#### Records for this exercise:

------------------------

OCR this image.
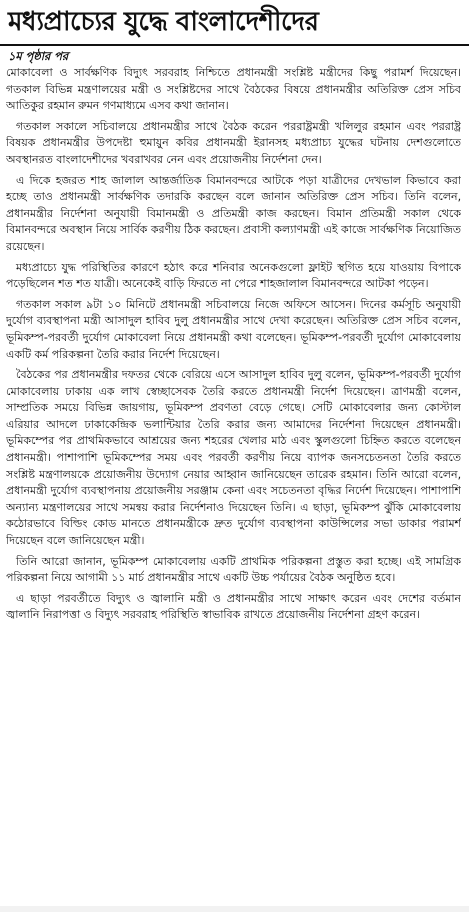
মধ্যপ্রাচ্যের যুদ্ধে বাংলাদেশীদের
১ম পৃষ্ঠার পর

মোকাবেলা ও সার্বক্ষণিক বিদ্যুৎ সরবরাহ নিশ্চিতে প্রধানমন্ত্রী সংশ্লিষ্ট মন্ত্রীদের কিছু পরামর্শ দিয়েছেন। গতকাল বিভিন্ন মন্ত্রণালয়ের মন্ত্রী ও সংশ্লিষ্টদের সাথে বৈঠকের বিষয়ে প্রধানমন্ত্রীর অতিরিক্ত প্রেস সচিব আতিকুর রহমান রুমন গণমাধ্যমে এসব কথা জানান।

গতকাল সকালে সচিবালয়ে প্রধানমন্ত্রীর সাথে বৈঠক করেন পররাষ্ট্রমন্ত্রী খলিলুর রহমান এবং পররাষ্ট্র বিষয়ক প্রধানমন্ত্রীর উপদেষ্টা হুমায়ুন কবির প্রধানমন্ত্রী ইরানসহ মধ্যপ্রাচ্য যুদ্ধের ঘটনায় দেশগুলোতে অবস্থানরত বাংলাদেশীদের খবরাখবর নেন এবং প্রয়োজনীয় নির্দেশনা দেন।

এ দিকে হজরত শাহ জালাল আন্তর্জাতিক বিমানবন্দরে আটকে পড়া যাত্রীদের দেখভাল কিভাবে করা হচ্ছে তাও প্রধানমন্ত্রী সার্বক্ষণিক তদারকি করছেন বলে জানান অতিরিক্ত প্রেস সচিব। তিনি বলেন, প্রধানমন্ত্রীর নির্দেশনা অনুযায়ী বিমানমন্ত্রী ও প্রতিমন্ত্রী কাজ করছেন। বিমান প্রতিমন্ত্রী সকাল থেকে বিমানবন্দরে অবস্থান নিয়ে সার্বিক করণীয় ঠিক করছেন। প্রবাসী কল্যাণমন্ত্রী এই কাজে সার্বক্ষণিক নিয়োজিত রয়েছেন।

মধ্যপ্রাচ্যে যুদ্ধ পরিস্থিতির কারণে হঠাৎ করে শনিবার অনেকগুলো ফ্লাইট স্থগিত হয়ে যাওয়ায় বিপাকে পড়েছিলেন শত শত যাত্রী। অনেকেই বাড়ি ফিরতে না পেরে শাহজালাল বিমানবন্দরে আটকা পড়েন।

গতকাল সকাল ৯টা ১০ মিনিটে প্রধানমন্ত্রী সচিবালয়ে নিজে অফিসে আসেন। দিনের কর্মসূচি অনুযায়ী দুর্যোগ ব্যবস্থাপনা মন্ত্রী আসাদুল হাবিব দুলু প্রধানমন্ত্রীর সাথে দেখা করেছেন। অতিরিক্ত প্রেস সচিব বলেন, ভূমিকম্প-পরবর্তী দুর্যোগ মোকাবেলা নিয়ে প্রধানমন্ত্রী কথা বলেছেন। ভূমিকম্প-পরবর্তী দুর্যোগ মোকাবেলায় একটি কর্ম পরিকল্পনা তৈরি করার নির্দেশ দিয়েছেন।

বৈঠকের পর প্রধানমন্ত্রীর দফতর থেকে বেরিয়ে এসে আসাদুল হাবিব দুলু বলেন, ভূমিকম্প-পরবর্তী দুর্যোগ মোকাবেলায় ঢাকায় এক লাখ স্বেচ্ছাসেবক তৈরি করতে প্রধানমন্ত্রী নির্দেশ দিয়েছেন। ত্রাণমন্ত্রী বলেন, সাম্প্রতিক সময়ে বিভিন্ন জায়গায়, ভূমিকম্প প্রবণতা বেড়ে গেছে। সেটি মোকাবেলার জন্য কোস্টাল এরিয়ার আদলে ঢাকাকেন্দ্রিক ভলান্টিয়ার তৈরি করার জন্য আমাদের নির্দেশনা দিয়েছেন প্রধানমন্ত্রী। ভূমিকম্পের পর প্রাথমিকভাবে আশ্রয়ের জন্য শহরের খেলার মাঠ এবং স্কুলগুলো চিহ্নিত করতে বলেছেন প্রধানমন্ত্রী। পাশাপাশি ভূমিকম্পের সময় এবং পরবর্তী করণীয় নিয়ে ব্যাপক জনসচেতনতা তৈরি করতে সংশ্লিষ্ট মন্ত্রণালয়কে প্রয়োজনীয় উদ্যোগ নেয়ার আহ্বান জানিয়েছেন তারেক রহমান। তিনি আরো বলেন, প্রধানমন্ত্রী দুর্যোগ ব্যবস্থাপনায় প্রয়োজনীয় সরঞ্জাম কেনা এবং সচেতনতা বৃদ্ধির নির্দেশ দিয়েছেন। পাশাপাশি অন্যান্য মন্ত্রণালয়ের সাথে সমন্বয় করার নির্দেশনাও দিয়েছেন তিনি। এ ছাড়া, ভূমিকম্প ঝুঁকি মোকাবেলায় কঠোরভাবে বিল্ডিং কোড মানতে প্রধানমন্ত্রীকে দ্রুত দুর্যোগ ব্যবস্থাপনা কাউন্সিলের সভা ডাকার পরামর্শ দিয়েছেন বলে জানিয়েছেন মন্ত্রী।

তিনি আরো জানান, ভূমিকম্প মোকাবেলায় একটি প্রাথমিক পরিকল্পনা প্রস্তুত করা হচ্ছে। এই সামগ্রিক পরিকল্পনা নিয়ে আগামী ১১ মার্চ প্রধানমন্ত্রীর সাথে একটি উচ্চ পর্যায়ের বৈঠক অনুষ্ঠিত হবে।

এ ছাড়া পরবর্তীতে বিদ্যুৎ ও জ্বালানি মন্ত্রী ও প্রধানমন্ত্রীর সাথে সাক্ষাৎ করেন এবং দেশের বর্তমান জ্বালানি নিরাপত্তা ও বিদ্যুৎ সরবরাহ পরিস্থিতি স্বাভাবিক রাখতে প্রয়োজনীয় নির্দেশনা গ্রহণ করেন।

------------------------

#### Stated goal:
Find the lines containing "সরবর" and pull them out.

#### Solved exercise:
মোকাবেলা ও সার্বক্ষণিক বিদ্যুৎ সরবরাহ নিশ্চিতে প্রধানমন্ত্রী সংশ্লিষ্ট মন্ত্রীদের কিছু পরামর্শ দিয়েছেন। গতকাল বিভিন্ন মন্ত্রণালয়ের মন্ত্রী ও সংশ্লিষ্টদের সাথে বৈঠকের বিষয়ে প্রধানমন্ত্রীর অতিরিক্ত প্রেস সচিব আতিকুর রহমান রুমন গণমাধ্যমে এসব কথা জানান।
এ ছাড়া পরবর্তীতে বিদ্যুৎ ও জ্বালানি মন্ত্রী ও প্রধানমন্ত্রীর সাথে সাক্ষাৎ করেন এবং দেশের বর্তমান জ্বালানি নিরাপত্তা ও বিদ্যুৎ সরবরাহ পরিস্থিতি স্বাভাবিক রাখতে প্রয়োজনীয় নির্দেশনা গ্রহণ করেন।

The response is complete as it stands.